Go through the listing and pick out each line with the word "this" in it.

# Available data
⁂

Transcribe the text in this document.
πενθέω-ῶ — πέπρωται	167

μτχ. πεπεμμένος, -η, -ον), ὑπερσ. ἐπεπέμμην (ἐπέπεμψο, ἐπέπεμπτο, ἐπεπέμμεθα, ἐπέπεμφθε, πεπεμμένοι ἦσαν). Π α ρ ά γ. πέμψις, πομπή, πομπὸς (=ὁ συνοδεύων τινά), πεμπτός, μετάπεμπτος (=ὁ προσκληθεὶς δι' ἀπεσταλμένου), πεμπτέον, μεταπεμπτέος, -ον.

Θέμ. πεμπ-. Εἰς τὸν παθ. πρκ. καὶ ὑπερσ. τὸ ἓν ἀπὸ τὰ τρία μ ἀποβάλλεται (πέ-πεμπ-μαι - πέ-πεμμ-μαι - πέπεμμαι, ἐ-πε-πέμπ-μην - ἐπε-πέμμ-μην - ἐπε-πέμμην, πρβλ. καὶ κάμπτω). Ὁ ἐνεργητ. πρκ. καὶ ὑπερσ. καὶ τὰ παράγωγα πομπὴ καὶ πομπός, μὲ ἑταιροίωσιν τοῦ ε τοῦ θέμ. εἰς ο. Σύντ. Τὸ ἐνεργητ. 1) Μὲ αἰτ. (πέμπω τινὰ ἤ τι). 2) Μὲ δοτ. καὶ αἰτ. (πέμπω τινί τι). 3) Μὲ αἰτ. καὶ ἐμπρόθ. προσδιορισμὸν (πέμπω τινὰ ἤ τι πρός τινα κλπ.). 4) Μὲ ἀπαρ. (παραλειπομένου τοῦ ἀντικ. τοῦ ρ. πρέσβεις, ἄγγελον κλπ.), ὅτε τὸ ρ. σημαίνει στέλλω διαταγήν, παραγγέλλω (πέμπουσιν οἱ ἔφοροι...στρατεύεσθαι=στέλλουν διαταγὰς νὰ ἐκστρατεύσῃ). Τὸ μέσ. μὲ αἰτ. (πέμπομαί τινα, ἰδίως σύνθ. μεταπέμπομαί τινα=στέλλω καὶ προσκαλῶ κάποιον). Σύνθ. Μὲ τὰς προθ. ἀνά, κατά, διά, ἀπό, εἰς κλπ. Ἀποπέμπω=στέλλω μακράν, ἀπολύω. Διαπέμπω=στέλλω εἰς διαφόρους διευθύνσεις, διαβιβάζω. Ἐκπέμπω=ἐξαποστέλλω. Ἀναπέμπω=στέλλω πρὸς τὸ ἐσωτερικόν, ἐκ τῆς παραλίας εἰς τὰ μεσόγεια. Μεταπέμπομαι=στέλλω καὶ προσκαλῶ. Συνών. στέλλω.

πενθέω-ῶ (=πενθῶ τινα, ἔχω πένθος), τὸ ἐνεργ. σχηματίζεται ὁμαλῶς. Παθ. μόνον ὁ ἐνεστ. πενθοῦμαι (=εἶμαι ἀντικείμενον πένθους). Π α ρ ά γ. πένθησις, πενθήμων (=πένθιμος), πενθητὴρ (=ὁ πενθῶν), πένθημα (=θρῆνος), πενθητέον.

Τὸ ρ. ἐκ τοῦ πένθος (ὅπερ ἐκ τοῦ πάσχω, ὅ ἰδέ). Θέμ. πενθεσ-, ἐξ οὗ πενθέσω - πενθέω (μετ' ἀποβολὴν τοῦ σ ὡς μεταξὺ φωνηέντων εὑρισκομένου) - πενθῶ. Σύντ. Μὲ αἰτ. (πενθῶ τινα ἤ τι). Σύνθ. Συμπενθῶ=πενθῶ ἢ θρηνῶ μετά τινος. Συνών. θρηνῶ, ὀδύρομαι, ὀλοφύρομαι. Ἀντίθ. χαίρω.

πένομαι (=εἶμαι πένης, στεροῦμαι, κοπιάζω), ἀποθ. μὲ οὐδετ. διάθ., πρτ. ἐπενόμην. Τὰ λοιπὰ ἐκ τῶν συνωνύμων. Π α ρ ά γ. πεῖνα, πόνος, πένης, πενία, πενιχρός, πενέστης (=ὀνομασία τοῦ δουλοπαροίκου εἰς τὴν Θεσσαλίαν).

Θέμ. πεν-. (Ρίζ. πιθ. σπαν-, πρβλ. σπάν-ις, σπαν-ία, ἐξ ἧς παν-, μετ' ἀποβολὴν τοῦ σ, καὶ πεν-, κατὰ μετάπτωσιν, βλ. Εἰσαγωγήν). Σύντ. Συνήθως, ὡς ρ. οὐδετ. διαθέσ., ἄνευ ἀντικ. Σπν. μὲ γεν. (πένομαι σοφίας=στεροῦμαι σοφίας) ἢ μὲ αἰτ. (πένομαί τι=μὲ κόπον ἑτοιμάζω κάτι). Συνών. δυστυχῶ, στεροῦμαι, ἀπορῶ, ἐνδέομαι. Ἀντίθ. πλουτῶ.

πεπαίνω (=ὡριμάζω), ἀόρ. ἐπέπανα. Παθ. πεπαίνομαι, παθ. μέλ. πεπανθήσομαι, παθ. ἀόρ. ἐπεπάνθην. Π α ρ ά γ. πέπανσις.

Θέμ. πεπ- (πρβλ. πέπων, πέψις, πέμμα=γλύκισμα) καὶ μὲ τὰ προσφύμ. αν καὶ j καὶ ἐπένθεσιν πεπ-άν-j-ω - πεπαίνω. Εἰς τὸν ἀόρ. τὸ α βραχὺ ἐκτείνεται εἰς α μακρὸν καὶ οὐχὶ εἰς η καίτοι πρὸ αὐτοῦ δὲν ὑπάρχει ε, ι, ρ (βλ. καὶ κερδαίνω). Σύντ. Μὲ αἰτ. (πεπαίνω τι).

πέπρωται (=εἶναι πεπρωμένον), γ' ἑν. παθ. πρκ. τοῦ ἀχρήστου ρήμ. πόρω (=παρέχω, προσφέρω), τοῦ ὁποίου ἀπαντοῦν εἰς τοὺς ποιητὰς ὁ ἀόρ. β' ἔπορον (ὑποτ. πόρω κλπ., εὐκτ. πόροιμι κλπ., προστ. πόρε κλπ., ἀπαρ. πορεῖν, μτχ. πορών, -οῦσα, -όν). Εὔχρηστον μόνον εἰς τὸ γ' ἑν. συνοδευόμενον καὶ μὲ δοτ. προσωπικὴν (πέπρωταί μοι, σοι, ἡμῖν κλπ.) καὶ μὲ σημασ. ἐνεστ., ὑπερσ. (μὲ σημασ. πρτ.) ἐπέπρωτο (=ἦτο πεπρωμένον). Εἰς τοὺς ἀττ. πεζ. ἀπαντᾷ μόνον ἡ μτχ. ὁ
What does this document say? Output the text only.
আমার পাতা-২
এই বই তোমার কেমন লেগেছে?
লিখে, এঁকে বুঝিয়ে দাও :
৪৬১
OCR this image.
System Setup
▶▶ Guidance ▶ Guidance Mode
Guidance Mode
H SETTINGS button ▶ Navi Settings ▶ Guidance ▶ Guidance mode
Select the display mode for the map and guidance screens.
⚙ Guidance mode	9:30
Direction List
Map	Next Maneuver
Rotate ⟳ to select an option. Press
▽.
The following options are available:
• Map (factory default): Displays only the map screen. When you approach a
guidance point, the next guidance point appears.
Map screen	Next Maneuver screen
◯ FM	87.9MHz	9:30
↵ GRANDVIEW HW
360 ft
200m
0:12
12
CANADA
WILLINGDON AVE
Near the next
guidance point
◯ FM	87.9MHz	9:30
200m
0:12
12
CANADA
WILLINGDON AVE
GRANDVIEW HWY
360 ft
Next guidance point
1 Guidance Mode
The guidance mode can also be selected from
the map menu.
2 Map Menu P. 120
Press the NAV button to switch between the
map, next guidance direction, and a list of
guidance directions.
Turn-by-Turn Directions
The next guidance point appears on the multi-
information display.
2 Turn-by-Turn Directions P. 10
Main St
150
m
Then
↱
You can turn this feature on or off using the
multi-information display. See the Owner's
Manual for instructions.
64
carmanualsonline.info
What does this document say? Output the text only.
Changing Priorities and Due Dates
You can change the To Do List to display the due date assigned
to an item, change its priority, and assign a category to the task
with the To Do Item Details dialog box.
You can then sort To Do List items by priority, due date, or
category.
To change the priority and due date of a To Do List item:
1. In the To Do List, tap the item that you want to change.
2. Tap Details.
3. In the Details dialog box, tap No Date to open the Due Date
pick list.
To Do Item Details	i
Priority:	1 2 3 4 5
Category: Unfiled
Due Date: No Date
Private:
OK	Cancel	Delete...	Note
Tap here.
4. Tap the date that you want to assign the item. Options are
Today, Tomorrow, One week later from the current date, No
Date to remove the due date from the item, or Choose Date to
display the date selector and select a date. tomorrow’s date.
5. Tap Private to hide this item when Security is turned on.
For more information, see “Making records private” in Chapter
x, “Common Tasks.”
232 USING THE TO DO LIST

⁂

# Written response
Transcribe the text in this document.
What does this document say? Output the text only.
OCR this image.
You can turn this feature on or off using the
What does this document say? Output the text only.
5. Tap Private to hide this item when Security is turned on.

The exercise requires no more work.